• **WORK TO BE COMPLETED**
Leave out the images; return the rest of the data exactly.

[Data excerpts]
☆ ☆ ☆ ☆ ☆ ☆ ☆
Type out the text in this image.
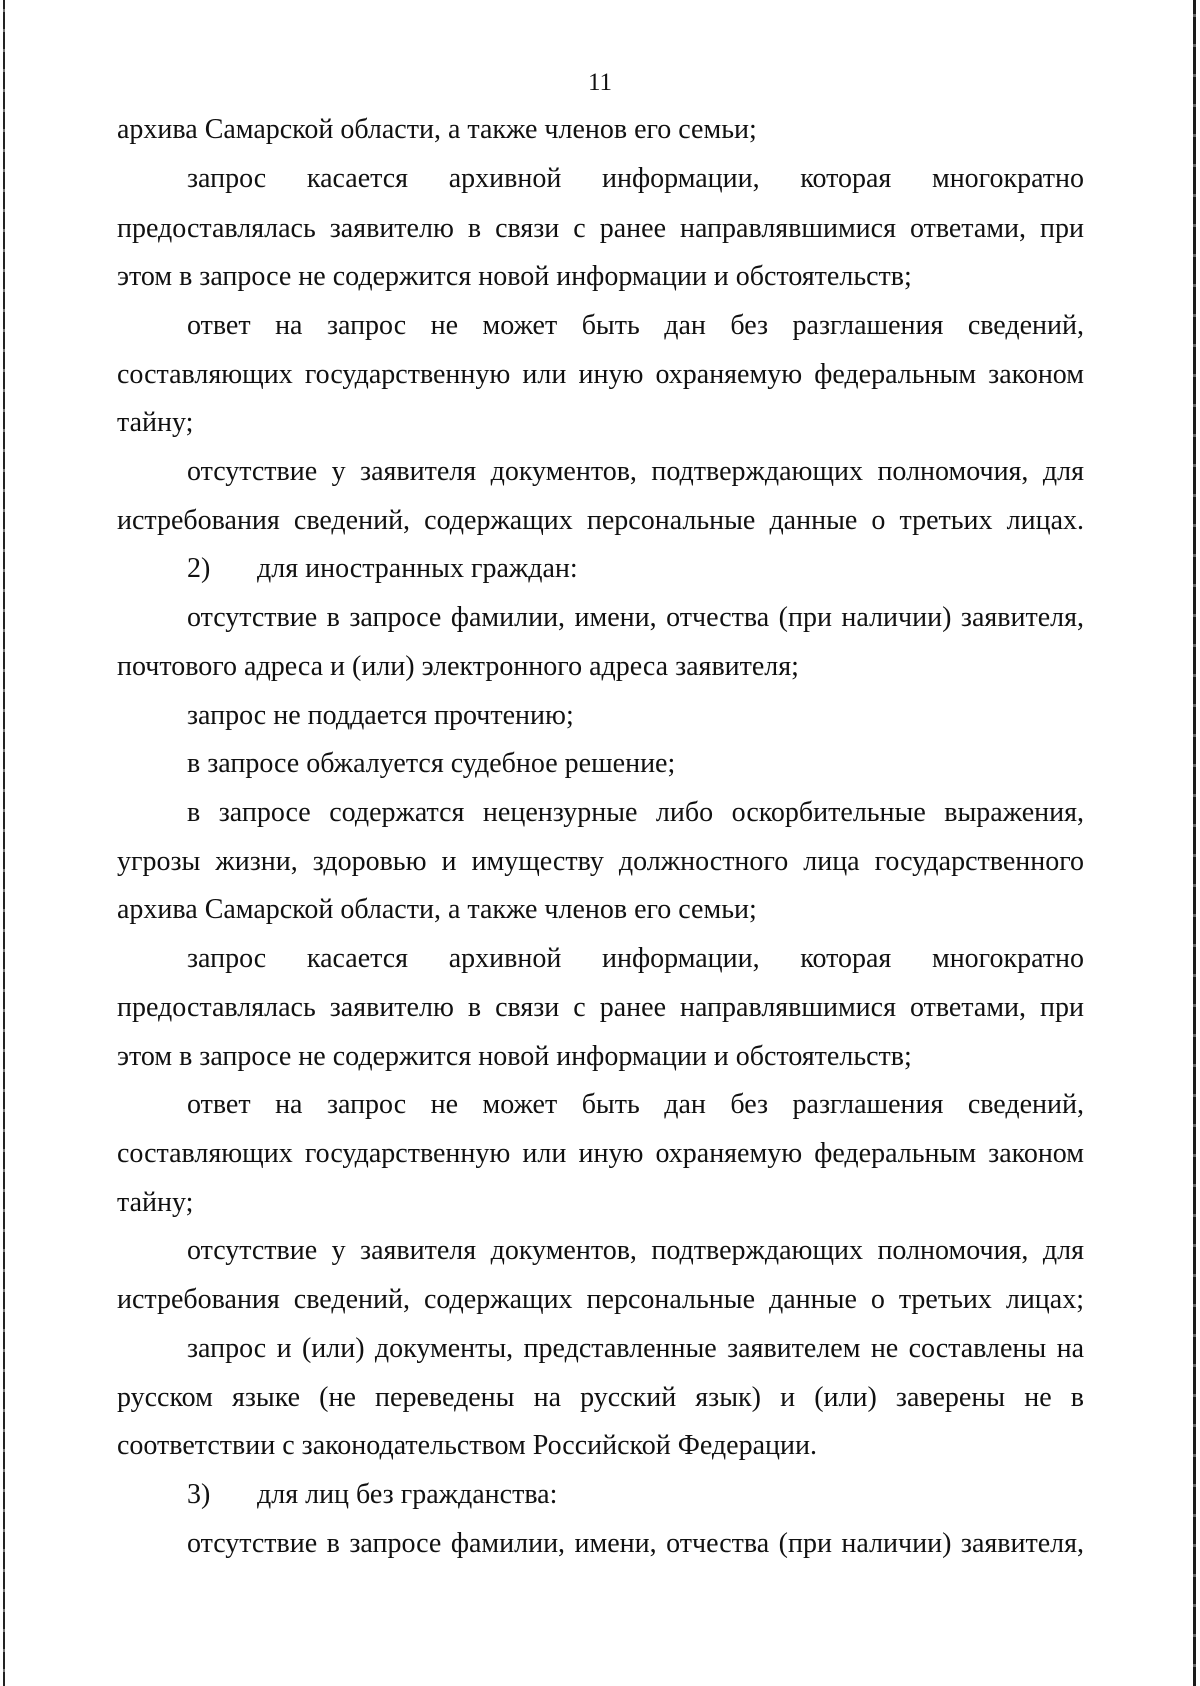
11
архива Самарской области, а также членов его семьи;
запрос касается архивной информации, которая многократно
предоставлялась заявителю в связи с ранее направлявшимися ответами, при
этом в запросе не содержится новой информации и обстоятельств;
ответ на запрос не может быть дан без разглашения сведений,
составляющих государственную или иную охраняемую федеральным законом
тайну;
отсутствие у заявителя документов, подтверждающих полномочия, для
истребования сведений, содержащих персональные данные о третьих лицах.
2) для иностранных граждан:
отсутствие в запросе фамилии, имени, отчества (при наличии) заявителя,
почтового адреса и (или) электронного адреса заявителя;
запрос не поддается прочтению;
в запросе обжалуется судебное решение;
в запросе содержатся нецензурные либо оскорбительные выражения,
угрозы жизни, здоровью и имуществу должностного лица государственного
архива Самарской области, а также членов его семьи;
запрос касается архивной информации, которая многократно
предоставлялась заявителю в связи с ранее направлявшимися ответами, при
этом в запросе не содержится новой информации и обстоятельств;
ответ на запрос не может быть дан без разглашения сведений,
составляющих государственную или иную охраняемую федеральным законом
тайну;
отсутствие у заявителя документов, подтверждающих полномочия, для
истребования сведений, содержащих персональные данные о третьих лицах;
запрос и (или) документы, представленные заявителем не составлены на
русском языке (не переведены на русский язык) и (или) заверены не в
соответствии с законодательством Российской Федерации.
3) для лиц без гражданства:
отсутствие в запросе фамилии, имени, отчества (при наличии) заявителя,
☆ ☆ ☆ ☆ ☆ ☆ ☆
• **EXERCISE RESPONSE**
Type out the text in this image.
11
архива Самарской области, а также членов его семьи;
запрос касается архивной информации, которая многократно
предоставлялась заявителю в связи с ранее направлявшимися ответами, при
этом в запросе не содержится новой информации и обстоятельств;
ответ на запрос не может быть дан без разглашения сведений,
составляющих государственную или иную охраняемую федеральным законом
тайну;
отсутствие у заявителя документов, подтверждающих полномочия, для
истребования сведений, содержащих персональные данные о третьих лицах.
2) для иностранных граждан:
отсутствие в запросе фамилии, имени, отчества (при наличии) заявителя,
почтового адреса и (или) электронного адреса заявителя;
запрос не поддается прочтению;
в запросе обжалуется судебное решение;
в запросе содержатся нецензурные либо оскорбительные выражения,
угрозы жизни, здоровью и имуществу должностного лица государственного
архива Самарской области, а также членов его семьи;
запрос касается архивной информации, которая многократно
предоставлялась заявителю в связи с ранее направлявшимися ответами, при
этом в запросе не содержится новой информации и обстоятельств;
ответ на запрос не может быть дан без разглашения сведений,
составляющих государственную или иную охраняемую федеральным законом
тайну;
отсутствие у заявителя документов, подтверждающих полномочия, для
истребования сведений, содержащих персональные данные о третьих лицах;
запрос и (или) документы, представленные заявителем не составлены на
русском языке (не переведены на русский язык) и (или) заверены не в
соответствии с законодательством Российской Федерации.
3) для лиц без гражданства:
отсутствие в запросе фамилии, имени, отчества (при наличии) заявителя,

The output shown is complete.